● Requirement:
Set the following entries down again exactly, line by line.

● Provided material:
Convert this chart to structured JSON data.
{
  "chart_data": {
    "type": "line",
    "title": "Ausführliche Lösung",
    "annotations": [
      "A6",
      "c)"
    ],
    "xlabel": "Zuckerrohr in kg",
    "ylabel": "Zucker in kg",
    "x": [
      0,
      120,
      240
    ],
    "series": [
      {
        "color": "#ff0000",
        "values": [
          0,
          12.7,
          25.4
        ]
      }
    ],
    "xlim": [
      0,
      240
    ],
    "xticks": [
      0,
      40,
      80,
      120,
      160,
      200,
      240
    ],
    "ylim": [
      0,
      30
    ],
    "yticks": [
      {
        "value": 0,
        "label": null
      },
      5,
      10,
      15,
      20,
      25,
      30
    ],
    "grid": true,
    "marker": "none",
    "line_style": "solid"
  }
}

● The reply:
Convert this chart to structured JSON data.
{
  "chart_data": {
    "type": "line",
    "title": "Ausführliche Lösung",
    "annotations": [
      "A6",
      "c)"
    ],
    "xlabel": "Zuckerrohr in kg",
    "ylabel": "Zucker in kg",
    "x": [
      0,
      120,
      240
    ],
    "series": [
      {
        "color": "#ff0000",
        "values": [
          0,
          12.7,
          25.4
        ]
      }
    ],
    "xlim": [
      0,
      240
    ],
    "xticks": [
      0,
      40,
      80,
      120,
      160,
      200,
      240
    ],
    "ylim": [
      0,
      30
    ],
    "yticks": [
      {
        "value": 0,
        "label": null
      },
      5,
      10,
      15,
      20,
      25,
      30
    ],
    "grid": true,
    "marker": "none",
    "line_style": "solid"
  }
}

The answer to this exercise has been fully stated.